* _Required work_:
All the data must come back unchanged, except that pictures are left out.
---- Provided records
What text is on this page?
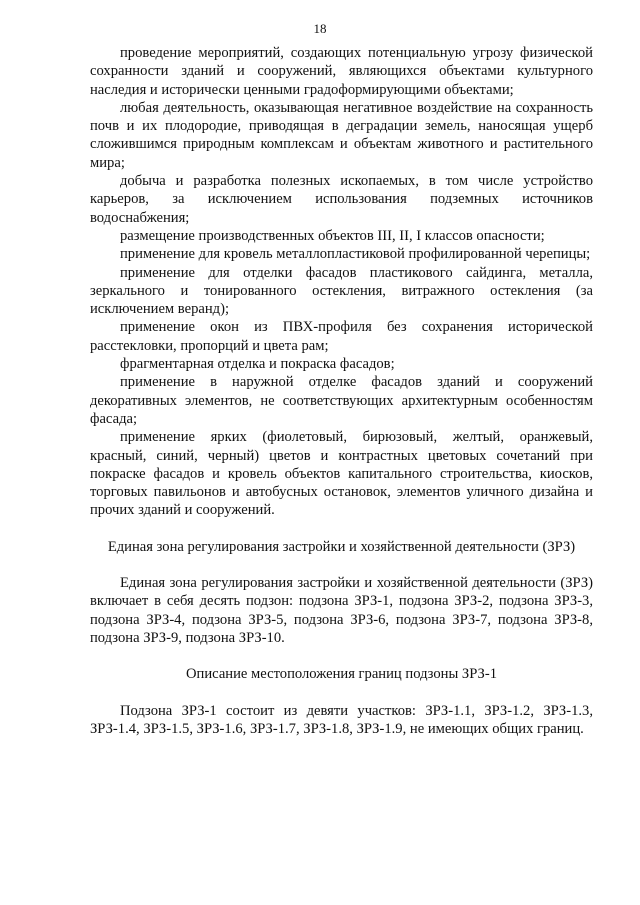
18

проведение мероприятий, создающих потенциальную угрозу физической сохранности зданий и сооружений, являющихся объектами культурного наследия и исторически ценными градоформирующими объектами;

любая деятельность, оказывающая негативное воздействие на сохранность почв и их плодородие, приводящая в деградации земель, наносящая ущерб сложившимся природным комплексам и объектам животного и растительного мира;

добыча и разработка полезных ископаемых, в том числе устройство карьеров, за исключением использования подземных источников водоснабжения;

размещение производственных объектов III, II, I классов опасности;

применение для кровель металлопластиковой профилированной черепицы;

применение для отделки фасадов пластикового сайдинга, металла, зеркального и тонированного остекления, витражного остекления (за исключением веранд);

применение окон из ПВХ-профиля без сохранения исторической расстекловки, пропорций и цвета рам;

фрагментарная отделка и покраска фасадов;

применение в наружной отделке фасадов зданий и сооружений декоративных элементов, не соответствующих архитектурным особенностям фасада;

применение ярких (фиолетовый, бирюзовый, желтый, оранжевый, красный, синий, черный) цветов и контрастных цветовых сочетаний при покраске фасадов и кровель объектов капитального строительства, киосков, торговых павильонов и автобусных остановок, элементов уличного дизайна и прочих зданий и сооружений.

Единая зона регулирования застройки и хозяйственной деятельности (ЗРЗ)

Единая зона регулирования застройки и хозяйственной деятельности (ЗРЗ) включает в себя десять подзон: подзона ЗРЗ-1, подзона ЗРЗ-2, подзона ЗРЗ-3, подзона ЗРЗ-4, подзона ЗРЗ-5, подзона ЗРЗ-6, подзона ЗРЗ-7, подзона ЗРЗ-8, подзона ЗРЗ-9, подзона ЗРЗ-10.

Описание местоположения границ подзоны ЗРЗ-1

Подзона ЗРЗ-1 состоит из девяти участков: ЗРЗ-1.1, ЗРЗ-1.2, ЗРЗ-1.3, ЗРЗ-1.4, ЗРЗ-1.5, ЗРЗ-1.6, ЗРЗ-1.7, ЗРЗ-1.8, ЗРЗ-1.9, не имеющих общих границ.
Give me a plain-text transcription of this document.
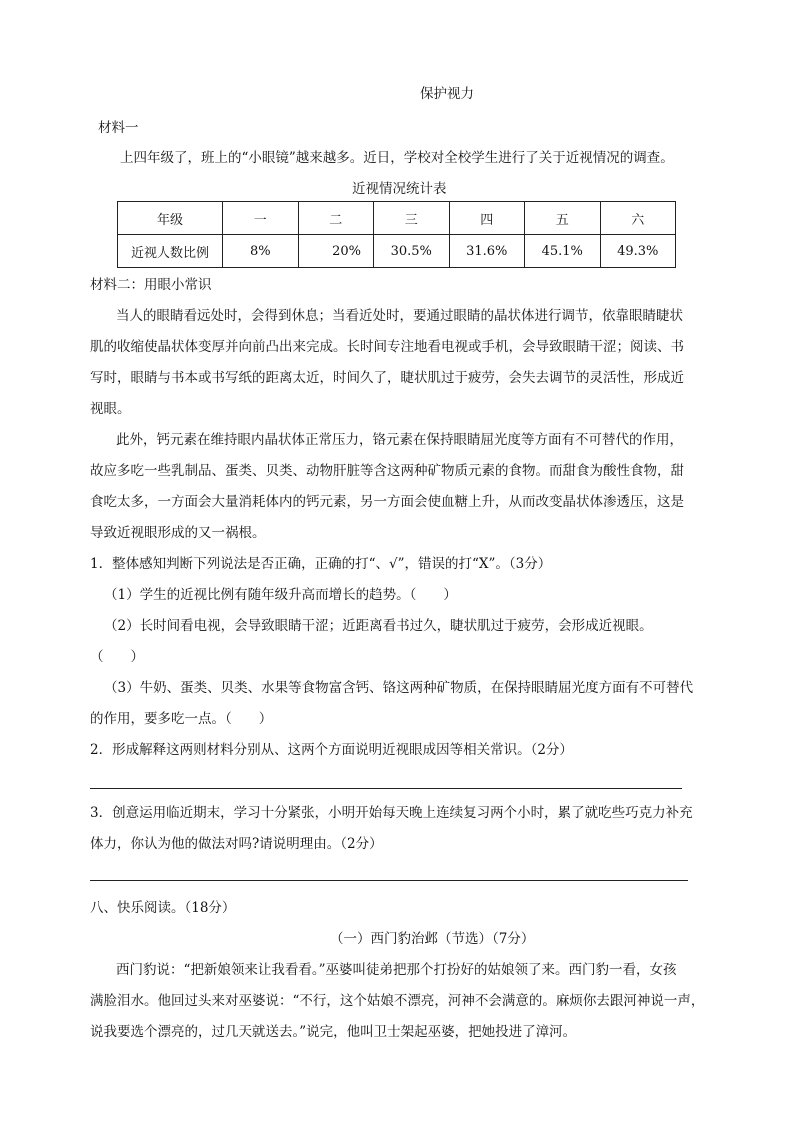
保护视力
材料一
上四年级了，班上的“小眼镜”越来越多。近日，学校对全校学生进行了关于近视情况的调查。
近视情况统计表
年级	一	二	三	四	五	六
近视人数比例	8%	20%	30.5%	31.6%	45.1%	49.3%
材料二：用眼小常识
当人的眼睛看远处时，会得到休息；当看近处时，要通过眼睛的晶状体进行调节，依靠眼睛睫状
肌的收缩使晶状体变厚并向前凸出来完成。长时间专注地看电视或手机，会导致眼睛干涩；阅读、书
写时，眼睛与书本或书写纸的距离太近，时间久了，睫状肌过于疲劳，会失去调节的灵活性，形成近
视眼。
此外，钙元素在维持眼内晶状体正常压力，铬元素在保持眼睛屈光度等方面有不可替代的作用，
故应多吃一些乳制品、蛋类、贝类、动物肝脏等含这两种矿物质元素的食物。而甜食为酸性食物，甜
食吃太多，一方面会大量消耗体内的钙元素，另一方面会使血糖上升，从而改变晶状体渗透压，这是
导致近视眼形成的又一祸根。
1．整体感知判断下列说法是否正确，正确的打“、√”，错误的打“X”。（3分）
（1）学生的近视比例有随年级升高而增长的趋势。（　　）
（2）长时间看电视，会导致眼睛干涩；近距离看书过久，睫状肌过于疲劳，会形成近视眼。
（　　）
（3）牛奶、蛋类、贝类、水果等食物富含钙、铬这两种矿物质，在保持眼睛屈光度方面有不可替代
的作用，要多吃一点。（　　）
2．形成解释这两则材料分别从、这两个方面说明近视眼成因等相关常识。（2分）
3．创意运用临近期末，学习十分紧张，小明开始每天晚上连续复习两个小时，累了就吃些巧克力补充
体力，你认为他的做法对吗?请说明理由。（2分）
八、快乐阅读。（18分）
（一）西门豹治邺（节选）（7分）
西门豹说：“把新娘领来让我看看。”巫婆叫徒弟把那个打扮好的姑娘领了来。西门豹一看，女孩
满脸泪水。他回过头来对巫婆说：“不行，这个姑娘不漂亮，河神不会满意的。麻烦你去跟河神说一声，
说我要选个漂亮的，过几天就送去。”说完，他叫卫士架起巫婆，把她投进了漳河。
--------
* _Written answer_:
What text is on this page?
18

проведение мероприятий, создающих потенциальную угрозу физической сохранности зданий и сооружений, являющихся объектами культурного наследия и исторически ценными градоформирующими объектами;

любая деятельность, оказывающая негативное воздействие на сохранность почв и их плодородие, приводящая в деградации земель, наносящая ущерб сложившимся природным комплексам и объектам животного и растительного мира;

добыча и разработка полезных ископаемых, в том числе устройство карьеров, за исключением использования подземных источников водоснабжения;

размещение производственных объектов III, II, I классов опасности;

применение для кровель металлопластиковой профилированной черепицы;

применение для отделки фасадов пластикового сайдинга, металла, зеркального и тонированного остекления, витражного остекления (за исключением веранд);

применение окон из ПВХ-профиля без сохранения исторической расстекловки, пропорций и цвета рам;

фрагментарная отделка и покраска фасадов;

применение в наружной отделке фасадов зданий и сооружений декоративных элементов, не соответствующих архитектурным особенностям фасада;

применение ярких (фиолетовый, бирюзовый, желтый, оранжевый, красный, синий, черный) цветов и контрастных цветовых сочетаний при покраске фасадов и кровель объектов капитального строительства, киосков, торговых павильонов и автобусных остановок, элементов уличного дизайна и прочих зданий и сооружений.

Единая зона регулирования застройки и хозяйственной деятельности (ЗРЗ)

Единая зона регулирования застройки и хозяйственной деятельности (ЗРЗ) включает в себя десять подзон: подзона ЗРЗ-1, подзона ЗРЗ-2, подзона ЗРЗ-3, подзона ЗРЗ-4, подзона ЗРЗ-5, подзона ЗРЗ-6, подзона ЗРЗ-7, подзона ЗРЗ-8, подзона ЗРЗ-9, подзона ЗРЗ-10.

Описание местоположения границ подзоны ЗРЗ-1

Подзона ЗРЗ-1 состоит из девяти участков: ЗРЗ-1.1, ЗРЗ-1.2, ЗРЗ-1.3, ЗРЗ-1.4, ЗРЗ-1.5, ЗРЗ-1.6, ЗРЗ-1.7, ЗРЗ-1.8, ЗРЗ-1.9, не имеющих общих границ.
Give me a plain-text transcription of this document.
保护视力
材料一
上四年级了，班上的“小眼镜”越来越多。近日，学校对全校学生进行了关于近视情况的调查。
近视情况统计表
年级	一	二	三	四	五	六
近视人数比例	8%	20%	30.5%	31.6%	45.1%	49.3%
材料二：用眼小常识
当人的眼睛看远处时，会得到休息；当看近处时，要通过眼睛的晶状体进行调节，依靠眼睛睫状
肌的收缩使晶状体变厚并向前凸出来完成。长时间专注地看电视或手机，会导致眼睛干涩；阅读、书
写时，眼睛与书本或书写纸的距离太近，时间久了，睫状肌过于疲劳，会失去调节的灵活性，形成近
视眼。
此外，钙元素在维持眼内晶状体正常压力，铬元素在保持眼睛屈光度等方面有不可替代的作用，
故应多吃一些乳制品、蛋类、贝类、动物肝脏等含这两种矿物质元素的食物。而甜食为酸性食物，甜
食吃太多，一方面会大量消耗体内的钙元素，另一方面会使血糖上升，从而改变晶状体渗透压，这是
导致近视眼形成的又一祸根。
1．整体感知判断下列说法是否正确，正确的打“、√”，错误的打“X”。（3分）
（1）学生的近视比例有随年级升高而增长的趋势。（　　）
（2）长时间看电视，会导致眼睛干涩；近距离看书过久，睫状肌过于疲劳，会形成近视眼。
（　　）
（3）牛奶、蛋类、贝类、水果等食物富含钙、铬这两种矿物质，在保持眼睛屈光度方面有不可替代
的作用，要多吃一点。（　　）
2．形成解释这两则材料分别从、这两个方面说明近视眼成因等相关常识。（2分）
3．创意运用临近期末，学习十分紧张，小明开始每天晚上连续复习两个小时，累了就吃些巧克力补充
体力，你认为他的做法对吗?请说明理由。（2分）
八、快乐阅读。（18分）
（一）西门豹治邺（节选）（7分）
西门豹说：“把新娘领来让我看看。”巫婆叫徒弟把那个打扮好的姑娘领了来。西门豹一看，女孩
满脸泪水。他回过头来对巫婆说：“不行，这个姑娘不漂亮，河神不会满意的。麻烦你去跟河神说一声，
说我要选个漂亮的，过几天就送去。”说完，他叫卫士架起巫婆，把她投进了漳河。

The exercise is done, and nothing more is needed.